(TO DO)
Your task is to filter the data below down to the lines holding "than".

(EXTRACTED MATERIAL)

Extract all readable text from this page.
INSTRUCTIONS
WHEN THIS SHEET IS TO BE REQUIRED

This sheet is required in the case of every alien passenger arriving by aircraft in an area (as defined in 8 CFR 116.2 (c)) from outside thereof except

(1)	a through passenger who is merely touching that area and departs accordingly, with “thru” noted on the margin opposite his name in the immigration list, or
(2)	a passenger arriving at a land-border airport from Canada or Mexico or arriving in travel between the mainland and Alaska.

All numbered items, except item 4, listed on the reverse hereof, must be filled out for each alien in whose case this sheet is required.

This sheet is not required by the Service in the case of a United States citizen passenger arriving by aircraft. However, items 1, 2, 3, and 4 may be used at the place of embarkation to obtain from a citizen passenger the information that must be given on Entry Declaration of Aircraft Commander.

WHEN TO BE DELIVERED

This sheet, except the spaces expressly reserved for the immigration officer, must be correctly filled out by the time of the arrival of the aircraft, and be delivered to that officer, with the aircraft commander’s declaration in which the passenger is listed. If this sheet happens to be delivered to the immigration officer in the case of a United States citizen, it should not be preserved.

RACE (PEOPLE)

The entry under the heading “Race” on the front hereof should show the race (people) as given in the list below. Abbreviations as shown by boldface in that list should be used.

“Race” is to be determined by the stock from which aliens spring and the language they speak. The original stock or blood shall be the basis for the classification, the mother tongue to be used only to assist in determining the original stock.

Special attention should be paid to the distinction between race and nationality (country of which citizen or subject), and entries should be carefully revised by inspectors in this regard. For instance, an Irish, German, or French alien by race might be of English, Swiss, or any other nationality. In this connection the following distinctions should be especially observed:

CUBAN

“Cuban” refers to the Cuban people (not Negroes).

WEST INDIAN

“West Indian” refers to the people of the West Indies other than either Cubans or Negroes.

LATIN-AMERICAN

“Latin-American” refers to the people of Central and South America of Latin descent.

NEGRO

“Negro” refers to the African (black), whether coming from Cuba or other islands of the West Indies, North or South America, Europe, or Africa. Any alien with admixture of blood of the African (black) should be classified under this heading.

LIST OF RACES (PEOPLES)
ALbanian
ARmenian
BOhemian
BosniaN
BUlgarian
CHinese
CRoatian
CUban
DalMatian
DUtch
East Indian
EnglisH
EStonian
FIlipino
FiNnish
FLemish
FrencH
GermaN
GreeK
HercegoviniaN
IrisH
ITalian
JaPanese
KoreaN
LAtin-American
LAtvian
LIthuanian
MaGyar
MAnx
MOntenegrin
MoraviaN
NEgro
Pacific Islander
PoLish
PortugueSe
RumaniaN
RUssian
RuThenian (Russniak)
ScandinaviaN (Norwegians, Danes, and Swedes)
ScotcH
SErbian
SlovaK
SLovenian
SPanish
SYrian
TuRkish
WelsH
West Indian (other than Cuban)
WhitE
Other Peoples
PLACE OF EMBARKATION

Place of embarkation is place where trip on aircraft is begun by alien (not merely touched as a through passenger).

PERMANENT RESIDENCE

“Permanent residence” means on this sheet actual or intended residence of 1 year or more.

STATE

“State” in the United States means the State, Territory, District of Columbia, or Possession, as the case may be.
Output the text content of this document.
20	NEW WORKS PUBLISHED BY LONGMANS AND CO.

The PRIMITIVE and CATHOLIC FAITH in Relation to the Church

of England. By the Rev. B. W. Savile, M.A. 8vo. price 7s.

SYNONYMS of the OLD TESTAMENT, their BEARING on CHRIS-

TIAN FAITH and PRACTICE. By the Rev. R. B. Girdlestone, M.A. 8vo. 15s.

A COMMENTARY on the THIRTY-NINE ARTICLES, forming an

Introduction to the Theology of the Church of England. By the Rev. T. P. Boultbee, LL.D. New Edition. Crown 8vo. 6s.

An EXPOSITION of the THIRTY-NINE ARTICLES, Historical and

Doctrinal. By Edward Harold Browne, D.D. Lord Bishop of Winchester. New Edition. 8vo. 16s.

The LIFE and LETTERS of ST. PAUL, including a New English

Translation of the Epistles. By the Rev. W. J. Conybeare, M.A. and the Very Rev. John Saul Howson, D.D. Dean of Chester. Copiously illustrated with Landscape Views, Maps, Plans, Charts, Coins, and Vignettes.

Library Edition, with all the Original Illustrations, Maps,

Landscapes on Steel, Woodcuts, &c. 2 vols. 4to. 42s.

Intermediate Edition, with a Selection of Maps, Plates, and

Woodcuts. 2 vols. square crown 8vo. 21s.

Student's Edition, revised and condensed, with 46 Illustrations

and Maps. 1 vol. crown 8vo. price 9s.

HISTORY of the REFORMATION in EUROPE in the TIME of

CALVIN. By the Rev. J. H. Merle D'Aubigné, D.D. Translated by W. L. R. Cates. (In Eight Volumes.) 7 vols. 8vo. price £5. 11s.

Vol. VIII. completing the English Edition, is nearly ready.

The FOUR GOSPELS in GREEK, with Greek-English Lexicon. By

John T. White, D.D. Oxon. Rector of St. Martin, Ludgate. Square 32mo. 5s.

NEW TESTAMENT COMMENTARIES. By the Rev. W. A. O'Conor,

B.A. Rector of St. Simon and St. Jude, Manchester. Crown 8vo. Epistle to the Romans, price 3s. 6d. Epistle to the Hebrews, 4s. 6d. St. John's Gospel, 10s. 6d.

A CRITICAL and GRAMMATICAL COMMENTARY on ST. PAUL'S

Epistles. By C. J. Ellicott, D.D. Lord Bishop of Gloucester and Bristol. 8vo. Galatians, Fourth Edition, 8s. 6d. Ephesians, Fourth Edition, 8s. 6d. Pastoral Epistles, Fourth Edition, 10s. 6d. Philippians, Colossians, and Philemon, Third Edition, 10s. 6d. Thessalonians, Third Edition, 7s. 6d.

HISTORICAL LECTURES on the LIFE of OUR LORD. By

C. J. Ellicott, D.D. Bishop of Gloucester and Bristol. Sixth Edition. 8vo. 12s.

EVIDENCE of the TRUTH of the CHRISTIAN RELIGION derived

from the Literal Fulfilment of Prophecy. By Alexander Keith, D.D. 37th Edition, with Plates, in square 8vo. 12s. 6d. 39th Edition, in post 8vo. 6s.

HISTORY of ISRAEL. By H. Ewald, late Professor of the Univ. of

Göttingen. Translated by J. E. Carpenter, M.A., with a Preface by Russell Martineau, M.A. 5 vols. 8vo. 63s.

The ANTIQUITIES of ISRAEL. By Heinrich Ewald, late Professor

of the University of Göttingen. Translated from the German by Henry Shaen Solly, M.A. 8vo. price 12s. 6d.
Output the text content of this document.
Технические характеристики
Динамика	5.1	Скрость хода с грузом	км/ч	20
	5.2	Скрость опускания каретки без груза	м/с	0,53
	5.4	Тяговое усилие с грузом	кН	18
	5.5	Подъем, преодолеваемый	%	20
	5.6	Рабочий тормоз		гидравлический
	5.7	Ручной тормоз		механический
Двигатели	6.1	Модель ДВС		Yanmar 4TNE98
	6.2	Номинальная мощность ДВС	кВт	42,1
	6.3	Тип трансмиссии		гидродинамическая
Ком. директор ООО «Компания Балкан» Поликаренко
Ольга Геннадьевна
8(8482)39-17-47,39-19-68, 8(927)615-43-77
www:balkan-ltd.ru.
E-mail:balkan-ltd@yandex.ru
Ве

(WORKED ANSWER)
“West Indian” refers to the people of the West Indies other than either Cubans or Negroes.
West Indian (other than Cuban)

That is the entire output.